## START THE RECORDS

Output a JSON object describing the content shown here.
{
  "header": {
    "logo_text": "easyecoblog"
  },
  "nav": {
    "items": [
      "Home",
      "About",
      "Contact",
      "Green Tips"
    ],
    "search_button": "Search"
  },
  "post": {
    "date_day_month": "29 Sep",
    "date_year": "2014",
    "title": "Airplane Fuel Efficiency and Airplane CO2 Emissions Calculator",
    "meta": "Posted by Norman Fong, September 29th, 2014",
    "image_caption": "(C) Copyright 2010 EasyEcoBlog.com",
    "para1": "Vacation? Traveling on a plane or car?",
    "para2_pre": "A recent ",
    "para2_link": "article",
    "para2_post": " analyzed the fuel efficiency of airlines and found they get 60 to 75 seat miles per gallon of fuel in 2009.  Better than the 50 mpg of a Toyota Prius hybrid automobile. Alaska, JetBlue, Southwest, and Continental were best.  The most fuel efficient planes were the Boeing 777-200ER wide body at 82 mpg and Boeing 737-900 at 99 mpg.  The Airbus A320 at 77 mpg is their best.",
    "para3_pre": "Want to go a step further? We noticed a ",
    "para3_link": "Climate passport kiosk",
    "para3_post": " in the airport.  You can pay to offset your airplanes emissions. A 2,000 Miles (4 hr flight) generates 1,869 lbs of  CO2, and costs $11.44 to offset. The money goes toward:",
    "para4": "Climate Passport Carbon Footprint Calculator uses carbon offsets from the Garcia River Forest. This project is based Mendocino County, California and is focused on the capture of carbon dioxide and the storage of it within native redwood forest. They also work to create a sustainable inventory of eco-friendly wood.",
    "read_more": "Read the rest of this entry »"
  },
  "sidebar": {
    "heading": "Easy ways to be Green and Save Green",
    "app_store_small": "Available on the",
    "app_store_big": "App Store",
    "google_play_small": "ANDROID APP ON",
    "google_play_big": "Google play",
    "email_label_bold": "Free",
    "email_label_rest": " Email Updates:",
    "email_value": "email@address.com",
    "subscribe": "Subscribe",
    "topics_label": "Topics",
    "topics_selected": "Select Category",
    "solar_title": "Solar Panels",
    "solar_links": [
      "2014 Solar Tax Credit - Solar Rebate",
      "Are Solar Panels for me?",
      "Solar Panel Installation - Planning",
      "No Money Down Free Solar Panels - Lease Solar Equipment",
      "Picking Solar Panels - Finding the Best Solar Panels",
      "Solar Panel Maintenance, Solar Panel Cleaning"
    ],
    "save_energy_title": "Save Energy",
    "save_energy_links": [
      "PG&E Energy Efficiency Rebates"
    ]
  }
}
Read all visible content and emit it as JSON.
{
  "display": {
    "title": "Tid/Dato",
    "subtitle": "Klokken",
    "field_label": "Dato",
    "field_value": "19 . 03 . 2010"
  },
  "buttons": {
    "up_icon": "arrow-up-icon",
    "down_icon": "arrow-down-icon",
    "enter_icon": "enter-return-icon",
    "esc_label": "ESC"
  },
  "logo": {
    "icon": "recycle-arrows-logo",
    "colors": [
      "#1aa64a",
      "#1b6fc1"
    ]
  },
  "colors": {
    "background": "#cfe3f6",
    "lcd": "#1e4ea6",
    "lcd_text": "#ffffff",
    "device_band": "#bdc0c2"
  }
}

## END THE RECORDS
## START THE RECORDS

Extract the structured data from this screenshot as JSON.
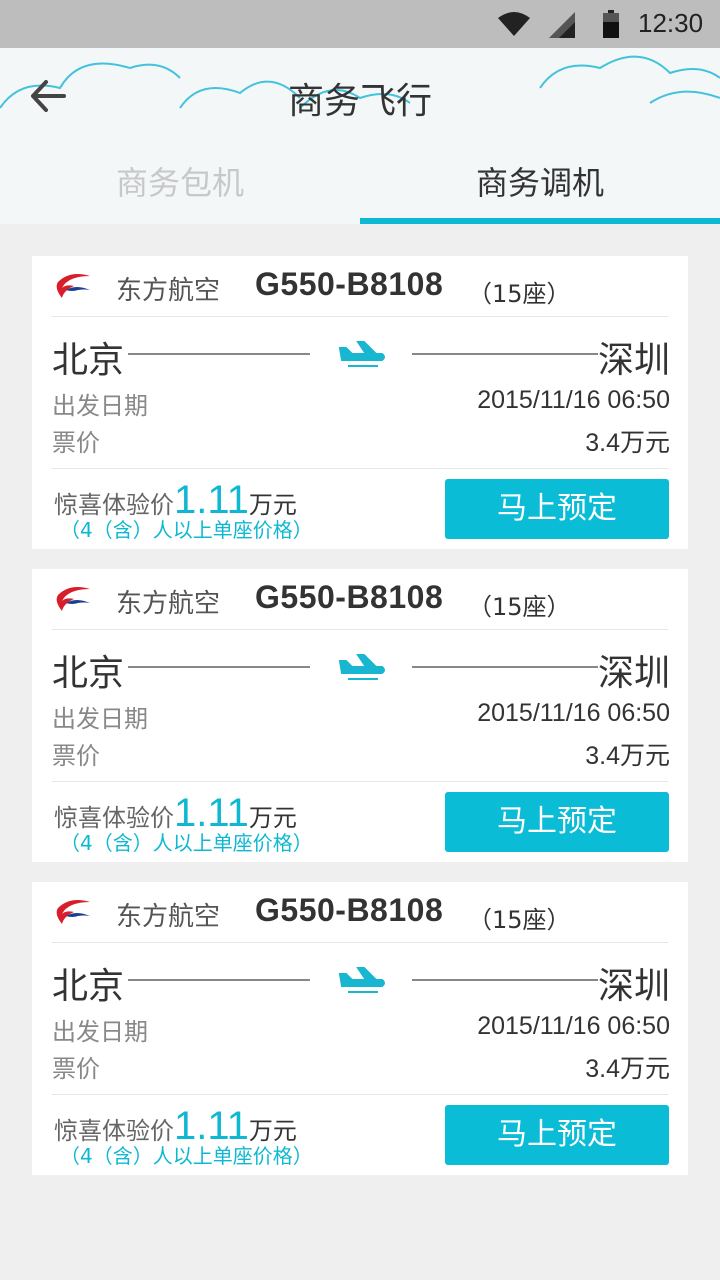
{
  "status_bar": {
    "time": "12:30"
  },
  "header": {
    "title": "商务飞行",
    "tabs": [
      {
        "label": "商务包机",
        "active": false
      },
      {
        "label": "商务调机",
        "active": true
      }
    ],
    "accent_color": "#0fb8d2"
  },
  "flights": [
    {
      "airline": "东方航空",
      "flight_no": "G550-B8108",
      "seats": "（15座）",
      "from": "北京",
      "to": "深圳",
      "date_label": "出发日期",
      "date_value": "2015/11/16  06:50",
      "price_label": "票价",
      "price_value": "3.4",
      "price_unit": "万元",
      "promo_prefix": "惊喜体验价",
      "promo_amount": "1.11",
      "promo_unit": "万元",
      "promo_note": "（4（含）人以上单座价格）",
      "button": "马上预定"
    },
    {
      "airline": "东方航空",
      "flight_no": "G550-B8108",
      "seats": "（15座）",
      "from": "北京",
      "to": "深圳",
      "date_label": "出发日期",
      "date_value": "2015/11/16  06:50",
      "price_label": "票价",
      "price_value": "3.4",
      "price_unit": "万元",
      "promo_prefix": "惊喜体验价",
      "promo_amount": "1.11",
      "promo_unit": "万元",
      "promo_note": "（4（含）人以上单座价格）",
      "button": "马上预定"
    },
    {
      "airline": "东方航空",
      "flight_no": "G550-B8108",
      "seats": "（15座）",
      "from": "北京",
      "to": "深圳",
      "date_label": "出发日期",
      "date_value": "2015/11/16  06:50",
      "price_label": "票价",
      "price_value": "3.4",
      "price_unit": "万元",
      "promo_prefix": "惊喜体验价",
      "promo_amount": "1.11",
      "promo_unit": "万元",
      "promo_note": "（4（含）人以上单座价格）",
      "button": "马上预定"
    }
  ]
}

## END THE RECORDS

## [OBJECTIVE]
Look over the records above and copy each line that includes the string "Green".

## [EXERCISE RESPONSE]
      "Green Tips"
    "heading": "Easy ways to be Green and Save Green",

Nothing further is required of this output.